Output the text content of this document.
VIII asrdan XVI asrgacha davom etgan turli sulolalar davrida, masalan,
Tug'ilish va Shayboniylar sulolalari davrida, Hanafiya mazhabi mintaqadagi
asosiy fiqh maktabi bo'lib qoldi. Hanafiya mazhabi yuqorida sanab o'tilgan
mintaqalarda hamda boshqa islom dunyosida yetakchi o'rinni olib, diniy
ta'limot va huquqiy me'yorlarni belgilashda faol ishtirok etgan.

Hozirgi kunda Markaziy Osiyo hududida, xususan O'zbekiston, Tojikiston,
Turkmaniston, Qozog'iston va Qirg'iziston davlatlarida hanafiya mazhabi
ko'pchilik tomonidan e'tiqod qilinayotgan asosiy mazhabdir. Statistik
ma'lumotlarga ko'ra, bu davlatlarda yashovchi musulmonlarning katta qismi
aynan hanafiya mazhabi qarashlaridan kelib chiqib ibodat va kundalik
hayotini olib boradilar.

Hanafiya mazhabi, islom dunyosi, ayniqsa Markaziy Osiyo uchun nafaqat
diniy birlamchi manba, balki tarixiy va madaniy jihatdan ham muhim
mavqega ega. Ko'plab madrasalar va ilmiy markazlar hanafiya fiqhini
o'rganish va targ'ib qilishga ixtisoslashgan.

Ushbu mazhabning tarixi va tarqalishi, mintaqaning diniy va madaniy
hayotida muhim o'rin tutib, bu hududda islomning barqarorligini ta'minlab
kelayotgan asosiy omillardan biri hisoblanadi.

::::

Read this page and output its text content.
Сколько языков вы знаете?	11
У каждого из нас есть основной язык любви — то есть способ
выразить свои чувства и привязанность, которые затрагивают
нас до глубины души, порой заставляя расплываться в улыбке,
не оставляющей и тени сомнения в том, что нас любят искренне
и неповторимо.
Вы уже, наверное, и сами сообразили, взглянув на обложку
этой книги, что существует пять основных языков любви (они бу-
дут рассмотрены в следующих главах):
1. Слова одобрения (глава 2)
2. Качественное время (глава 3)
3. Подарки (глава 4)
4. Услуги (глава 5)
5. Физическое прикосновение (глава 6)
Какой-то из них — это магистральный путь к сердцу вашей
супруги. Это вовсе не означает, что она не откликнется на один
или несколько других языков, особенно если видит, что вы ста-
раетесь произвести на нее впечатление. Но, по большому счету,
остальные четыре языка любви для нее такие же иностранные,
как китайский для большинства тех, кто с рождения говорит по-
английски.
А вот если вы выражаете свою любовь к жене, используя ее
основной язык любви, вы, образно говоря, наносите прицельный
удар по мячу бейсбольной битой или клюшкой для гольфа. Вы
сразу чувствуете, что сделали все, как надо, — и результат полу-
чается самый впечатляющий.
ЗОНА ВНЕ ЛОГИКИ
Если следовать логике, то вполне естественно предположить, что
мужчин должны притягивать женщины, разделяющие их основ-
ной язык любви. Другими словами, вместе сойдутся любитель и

::::

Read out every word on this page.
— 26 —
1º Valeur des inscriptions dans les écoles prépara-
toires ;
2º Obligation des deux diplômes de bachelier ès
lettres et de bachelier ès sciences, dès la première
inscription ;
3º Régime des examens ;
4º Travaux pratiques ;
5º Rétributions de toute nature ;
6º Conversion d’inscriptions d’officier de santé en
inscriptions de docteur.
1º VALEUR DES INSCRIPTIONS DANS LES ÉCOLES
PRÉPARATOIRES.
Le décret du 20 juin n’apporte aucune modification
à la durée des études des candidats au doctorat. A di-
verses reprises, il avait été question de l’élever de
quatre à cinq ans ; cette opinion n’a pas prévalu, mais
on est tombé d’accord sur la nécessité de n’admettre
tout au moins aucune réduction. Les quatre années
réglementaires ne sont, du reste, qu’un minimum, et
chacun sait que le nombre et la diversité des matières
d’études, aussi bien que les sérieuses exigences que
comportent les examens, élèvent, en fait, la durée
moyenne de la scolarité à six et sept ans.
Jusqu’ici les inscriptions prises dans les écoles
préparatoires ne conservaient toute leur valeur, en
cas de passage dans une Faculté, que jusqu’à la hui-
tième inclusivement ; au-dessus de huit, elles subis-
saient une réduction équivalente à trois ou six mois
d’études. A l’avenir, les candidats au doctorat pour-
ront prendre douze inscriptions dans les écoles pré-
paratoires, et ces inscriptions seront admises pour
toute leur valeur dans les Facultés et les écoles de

::::

* [What the task asks]: Lines holding the word "Markaziy" in the entries above are the ones to pull out. Copy them all.

* [The answer]:
Hozirgi kunda Markaziy Osiyo hududida, xususan O'zbekiston, Tojikiston,
Hanafiya mazhabi, islom dunyosi, ayniqsa Markaziy Osiyo uchun nafaqat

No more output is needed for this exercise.